Source passage:
# Computer nerds needed



## ThaLadyPit (Oct 12, 2008)

Okay Geed Squad, Tech Support or computer nerds of any kind... I need help.

My warranty recently expired on my Dell Inspiron 1545 and wouldn't ya know, now I'm getting an error message, if you will. Dell's tech support is no help without the money to extend the warranty, so can anyone help me on this? Little back story, apparently one day while I was at work, my daughter wasn't being supervised by the sitter, and was allowed into my bedroom and messed with my laptop. Now, the prongs inside where my ac adapter plugs in are bent and over the weekend, I've been getting this message.... can someone please help me? How do I fix this w/out spending a ton of money or having to throw away a computer less than a year old?


----------



## cEElint (Oct 6, 2009)

AC Power Adapter Type Cannot Be Determined - Laptop General Hardware Forum - Laptop - Dell Community

and

http://www.laptops-battery.co.uk/blog/dell-ac-power-adapter-type-cannot-be-determined-solution/


----------



## ThaLadyPit (Oct 12, 2008)

Well, after reading that, it seems that I'm SOL b/c I don't know how to take apart the "brick" as it's called to remove the chip they speak of. So, $1200+ later, I'm screwed. How nice, and thank you Dell for your Epic Failure! Just decided to hook up my printer today, that's supposed to be able to be set up wireless, and that's not working right either! The information Dell provides is very limited and the links it tells me to click on or the options to select don't exist. How wonderful is that!? I think it's needless to say that I'm extremely aggravated at the moment lol. But thanks for your help anyways. It is greatly appreciated.


----------



## cEElint (Oct 6, 2009)

buy another power brick...


----------



## cEElint (Oct 6, 2009)

Work to complete: In the forum thread, which laptop model does the first poster own?

(A run of rows)

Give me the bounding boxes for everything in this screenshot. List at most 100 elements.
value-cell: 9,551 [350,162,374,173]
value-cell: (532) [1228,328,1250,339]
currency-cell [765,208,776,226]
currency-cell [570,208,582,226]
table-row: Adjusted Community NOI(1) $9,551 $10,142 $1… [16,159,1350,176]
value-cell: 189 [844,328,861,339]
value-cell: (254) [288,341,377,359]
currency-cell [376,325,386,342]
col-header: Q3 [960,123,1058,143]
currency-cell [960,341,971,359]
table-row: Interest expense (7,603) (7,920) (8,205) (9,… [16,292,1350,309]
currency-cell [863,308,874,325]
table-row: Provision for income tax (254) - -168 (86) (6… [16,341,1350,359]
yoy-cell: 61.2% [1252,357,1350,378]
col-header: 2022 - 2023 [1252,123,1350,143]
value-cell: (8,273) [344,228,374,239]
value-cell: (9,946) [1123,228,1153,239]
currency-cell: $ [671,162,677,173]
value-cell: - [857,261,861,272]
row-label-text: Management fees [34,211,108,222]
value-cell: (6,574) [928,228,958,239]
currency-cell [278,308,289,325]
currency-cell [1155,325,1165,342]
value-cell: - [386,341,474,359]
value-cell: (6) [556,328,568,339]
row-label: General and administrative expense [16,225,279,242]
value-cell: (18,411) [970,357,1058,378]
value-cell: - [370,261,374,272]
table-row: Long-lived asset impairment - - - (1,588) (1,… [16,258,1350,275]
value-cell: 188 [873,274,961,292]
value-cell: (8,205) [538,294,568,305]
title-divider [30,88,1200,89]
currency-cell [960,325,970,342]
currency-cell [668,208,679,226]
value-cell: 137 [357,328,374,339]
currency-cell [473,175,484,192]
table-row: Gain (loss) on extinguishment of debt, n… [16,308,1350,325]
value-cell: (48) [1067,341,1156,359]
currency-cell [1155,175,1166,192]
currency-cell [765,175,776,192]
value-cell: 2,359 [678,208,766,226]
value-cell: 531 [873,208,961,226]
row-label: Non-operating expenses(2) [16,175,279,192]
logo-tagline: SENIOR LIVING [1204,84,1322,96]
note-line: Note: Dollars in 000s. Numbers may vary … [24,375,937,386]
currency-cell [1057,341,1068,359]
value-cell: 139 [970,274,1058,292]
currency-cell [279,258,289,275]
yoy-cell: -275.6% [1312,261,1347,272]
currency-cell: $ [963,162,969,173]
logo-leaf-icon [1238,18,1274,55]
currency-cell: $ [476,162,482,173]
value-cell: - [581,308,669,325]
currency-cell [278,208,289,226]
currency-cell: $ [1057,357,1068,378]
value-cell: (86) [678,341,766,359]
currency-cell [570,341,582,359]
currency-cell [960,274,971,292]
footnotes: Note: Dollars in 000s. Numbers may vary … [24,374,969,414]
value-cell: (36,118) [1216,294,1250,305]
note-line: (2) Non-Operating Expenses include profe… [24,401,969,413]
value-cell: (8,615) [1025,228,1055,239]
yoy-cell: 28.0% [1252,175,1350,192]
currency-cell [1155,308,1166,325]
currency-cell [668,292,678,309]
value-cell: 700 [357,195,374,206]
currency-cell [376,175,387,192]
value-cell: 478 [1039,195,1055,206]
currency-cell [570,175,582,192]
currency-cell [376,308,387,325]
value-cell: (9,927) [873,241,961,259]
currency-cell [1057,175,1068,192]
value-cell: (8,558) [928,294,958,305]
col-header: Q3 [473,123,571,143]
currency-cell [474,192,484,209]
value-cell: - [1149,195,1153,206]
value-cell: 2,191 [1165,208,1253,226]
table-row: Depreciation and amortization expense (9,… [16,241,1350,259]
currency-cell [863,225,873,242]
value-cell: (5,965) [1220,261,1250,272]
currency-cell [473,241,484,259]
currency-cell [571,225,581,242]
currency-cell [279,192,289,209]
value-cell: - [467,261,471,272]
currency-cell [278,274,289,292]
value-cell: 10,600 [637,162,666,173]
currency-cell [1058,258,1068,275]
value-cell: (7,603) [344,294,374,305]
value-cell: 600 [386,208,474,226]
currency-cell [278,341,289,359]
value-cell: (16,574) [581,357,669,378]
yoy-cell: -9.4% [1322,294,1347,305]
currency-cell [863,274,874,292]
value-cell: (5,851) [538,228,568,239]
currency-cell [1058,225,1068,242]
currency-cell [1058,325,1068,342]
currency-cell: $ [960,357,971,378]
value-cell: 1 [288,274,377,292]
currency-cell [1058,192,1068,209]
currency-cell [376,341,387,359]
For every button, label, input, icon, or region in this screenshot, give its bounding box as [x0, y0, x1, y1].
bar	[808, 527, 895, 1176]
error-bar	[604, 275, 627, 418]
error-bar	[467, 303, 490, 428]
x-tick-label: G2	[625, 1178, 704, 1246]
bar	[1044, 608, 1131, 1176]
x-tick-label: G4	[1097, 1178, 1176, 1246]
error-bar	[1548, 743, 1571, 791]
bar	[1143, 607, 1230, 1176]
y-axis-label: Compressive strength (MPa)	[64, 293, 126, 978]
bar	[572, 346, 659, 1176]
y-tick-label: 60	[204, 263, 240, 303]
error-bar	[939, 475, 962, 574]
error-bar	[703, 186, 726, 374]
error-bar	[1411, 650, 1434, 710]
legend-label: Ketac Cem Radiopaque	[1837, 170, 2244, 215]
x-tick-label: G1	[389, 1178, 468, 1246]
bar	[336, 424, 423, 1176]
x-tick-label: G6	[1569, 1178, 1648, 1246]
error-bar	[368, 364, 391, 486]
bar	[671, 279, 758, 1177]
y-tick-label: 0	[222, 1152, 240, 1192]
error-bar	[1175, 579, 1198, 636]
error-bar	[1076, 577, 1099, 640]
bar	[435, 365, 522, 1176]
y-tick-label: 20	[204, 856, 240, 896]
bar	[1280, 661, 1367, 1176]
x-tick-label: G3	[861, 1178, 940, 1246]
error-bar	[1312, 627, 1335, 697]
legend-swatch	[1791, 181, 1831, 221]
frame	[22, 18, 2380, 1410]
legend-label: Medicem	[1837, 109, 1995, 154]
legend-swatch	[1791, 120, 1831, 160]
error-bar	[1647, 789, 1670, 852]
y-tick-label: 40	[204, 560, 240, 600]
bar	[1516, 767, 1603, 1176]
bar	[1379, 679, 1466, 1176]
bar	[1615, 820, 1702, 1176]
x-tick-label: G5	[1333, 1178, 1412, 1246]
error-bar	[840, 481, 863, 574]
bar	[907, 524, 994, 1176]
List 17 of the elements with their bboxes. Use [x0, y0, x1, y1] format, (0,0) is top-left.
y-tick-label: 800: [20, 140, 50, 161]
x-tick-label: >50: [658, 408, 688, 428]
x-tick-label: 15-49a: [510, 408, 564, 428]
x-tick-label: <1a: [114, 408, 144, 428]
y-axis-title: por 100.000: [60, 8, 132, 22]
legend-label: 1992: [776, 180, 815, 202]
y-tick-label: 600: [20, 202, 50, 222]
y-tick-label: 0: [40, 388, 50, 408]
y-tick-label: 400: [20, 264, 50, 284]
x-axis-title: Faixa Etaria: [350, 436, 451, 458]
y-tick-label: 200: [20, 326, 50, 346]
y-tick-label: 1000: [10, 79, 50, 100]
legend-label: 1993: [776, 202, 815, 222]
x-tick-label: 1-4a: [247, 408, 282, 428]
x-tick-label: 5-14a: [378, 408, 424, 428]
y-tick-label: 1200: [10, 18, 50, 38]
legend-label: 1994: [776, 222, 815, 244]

Finished answer: A Dell Inspiron 1545.